## GIVEN EXERCISE:
Say how many lines hold the string "name", and nothing more.

## DATA LISTING:
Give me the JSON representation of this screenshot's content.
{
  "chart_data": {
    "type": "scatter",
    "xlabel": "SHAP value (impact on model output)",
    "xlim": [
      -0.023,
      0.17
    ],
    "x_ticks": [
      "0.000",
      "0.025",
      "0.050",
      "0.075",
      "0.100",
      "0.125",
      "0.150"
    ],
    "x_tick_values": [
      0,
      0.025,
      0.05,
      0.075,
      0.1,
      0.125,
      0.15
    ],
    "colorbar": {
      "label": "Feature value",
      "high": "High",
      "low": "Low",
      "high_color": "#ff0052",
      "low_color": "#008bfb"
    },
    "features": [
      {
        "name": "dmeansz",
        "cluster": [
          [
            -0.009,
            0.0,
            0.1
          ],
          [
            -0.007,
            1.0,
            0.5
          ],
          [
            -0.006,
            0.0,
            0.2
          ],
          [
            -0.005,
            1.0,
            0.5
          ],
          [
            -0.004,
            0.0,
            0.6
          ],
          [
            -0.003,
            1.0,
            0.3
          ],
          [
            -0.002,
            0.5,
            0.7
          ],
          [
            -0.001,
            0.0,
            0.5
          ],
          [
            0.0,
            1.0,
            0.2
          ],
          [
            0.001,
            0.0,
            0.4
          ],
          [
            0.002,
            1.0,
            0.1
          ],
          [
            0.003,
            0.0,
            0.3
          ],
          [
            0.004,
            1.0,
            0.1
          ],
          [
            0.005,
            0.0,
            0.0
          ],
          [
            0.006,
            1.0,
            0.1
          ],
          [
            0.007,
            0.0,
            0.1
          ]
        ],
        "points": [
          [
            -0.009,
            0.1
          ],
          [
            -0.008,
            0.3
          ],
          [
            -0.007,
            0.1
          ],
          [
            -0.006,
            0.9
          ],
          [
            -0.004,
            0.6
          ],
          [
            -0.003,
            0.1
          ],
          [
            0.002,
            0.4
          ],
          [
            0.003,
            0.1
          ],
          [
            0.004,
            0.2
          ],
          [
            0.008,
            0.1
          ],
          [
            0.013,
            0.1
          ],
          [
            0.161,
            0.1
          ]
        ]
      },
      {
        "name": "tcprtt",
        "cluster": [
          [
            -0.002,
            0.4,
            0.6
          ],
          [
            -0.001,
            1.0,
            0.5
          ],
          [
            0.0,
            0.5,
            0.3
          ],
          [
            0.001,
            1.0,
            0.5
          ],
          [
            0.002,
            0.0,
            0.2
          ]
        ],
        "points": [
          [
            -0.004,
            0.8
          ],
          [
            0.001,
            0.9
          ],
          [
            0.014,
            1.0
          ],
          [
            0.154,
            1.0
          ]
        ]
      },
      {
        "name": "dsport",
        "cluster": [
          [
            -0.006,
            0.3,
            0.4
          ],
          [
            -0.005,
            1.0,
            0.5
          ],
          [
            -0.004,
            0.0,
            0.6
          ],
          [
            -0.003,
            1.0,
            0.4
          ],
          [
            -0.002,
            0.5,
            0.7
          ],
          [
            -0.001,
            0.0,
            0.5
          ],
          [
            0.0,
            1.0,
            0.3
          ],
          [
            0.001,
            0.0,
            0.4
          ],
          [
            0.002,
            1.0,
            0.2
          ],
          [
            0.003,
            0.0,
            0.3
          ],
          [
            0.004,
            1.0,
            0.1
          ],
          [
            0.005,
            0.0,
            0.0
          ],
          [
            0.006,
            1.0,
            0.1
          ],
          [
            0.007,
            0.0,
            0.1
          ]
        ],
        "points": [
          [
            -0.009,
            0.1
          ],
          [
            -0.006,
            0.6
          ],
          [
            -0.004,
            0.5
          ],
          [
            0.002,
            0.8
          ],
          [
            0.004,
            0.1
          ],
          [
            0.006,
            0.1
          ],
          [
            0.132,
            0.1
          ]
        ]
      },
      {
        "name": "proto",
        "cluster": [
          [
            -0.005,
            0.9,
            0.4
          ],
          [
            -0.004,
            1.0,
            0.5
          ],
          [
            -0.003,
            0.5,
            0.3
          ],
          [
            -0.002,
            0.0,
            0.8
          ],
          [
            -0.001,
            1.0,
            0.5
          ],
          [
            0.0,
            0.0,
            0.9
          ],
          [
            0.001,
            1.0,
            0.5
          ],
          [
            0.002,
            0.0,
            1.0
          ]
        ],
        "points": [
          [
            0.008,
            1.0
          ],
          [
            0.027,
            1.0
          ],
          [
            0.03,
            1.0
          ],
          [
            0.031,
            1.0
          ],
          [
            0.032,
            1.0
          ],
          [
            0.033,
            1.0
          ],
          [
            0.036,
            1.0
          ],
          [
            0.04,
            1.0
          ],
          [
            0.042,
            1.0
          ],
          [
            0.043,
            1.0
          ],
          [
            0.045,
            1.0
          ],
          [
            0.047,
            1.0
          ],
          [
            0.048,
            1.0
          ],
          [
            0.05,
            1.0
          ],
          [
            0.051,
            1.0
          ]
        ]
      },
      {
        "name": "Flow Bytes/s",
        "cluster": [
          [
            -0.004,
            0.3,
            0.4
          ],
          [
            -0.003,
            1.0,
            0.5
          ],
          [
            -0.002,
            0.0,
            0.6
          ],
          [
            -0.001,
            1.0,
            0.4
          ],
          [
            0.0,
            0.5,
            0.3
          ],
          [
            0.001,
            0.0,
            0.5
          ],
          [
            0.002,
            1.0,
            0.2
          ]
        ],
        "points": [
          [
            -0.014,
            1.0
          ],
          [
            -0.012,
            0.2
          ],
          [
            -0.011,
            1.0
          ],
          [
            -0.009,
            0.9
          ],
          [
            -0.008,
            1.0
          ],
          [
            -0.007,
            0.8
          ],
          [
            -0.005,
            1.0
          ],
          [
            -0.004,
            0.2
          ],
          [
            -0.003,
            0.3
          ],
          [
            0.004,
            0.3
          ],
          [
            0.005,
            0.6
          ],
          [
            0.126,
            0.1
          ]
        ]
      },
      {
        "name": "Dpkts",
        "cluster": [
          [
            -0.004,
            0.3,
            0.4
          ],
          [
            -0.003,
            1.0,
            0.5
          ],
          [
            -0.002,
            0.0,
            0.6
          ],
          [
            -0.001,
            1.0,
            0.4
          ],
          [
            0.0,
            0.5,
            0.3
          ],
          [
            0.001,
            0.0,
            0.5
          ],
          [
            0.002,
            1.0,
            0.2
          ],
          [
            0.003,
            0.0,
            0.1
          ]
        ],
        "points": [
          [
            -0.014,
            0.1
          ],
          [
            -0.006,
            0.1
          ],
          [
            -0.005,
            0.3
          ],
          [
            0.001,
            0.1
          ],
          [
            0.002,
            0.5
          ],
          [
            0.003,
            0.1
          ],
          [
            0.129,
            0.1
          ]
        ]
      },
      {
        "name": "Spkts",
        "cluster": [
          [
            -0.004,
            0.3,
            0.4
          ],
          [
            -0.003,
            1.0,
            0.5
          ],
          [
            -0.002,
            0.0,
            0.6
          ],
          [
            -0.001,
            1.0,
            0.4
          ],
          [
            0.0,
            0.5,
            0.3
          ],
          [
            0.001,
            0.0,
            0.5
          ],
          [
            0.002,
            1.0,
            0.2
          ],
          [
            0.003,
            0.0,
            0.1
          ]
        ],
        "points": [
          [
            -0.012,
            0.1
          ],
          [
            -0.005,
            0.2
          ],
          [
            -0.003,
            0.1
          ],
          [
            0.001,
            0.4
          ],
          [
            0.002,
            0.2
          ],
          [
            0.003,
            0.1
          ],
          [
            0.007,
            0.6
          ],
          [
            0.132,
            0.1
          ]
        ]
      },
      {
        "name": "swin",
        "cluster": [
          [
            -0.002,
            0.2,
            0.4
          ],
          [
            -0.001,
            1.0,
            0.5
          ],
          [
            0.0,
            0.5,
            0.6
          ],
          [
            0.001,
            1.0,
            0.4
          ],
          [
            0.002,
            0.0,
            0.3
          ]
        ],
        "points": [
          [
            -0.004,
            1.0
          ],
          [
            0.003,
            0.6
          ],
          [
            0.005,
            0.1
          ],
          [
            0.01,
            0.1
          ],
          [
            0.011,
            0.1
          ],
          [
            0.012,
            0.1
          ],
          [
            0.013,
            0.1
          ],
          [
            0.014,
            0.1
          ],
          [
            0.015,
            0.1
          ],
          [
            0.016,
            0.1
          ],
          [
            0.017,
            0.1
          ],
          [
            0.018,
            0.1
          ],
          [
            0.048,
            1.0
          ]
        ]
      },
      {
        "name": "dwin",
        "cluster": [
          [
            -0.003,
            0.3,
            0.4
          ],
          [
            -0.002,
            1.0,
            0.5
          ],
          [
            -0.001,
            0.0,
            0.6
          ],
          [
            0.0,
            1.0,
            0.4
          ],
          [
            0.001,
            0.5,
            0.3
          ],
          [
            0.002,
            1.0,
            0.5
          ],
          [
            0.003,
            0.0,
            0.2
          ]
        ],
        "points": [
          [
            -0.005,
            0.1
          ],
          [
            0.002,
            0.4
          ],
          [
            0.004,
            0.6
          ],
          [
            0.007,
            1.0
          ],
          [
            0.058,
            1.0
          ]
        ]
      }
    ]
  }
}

## FINISHED EXERCISE:
9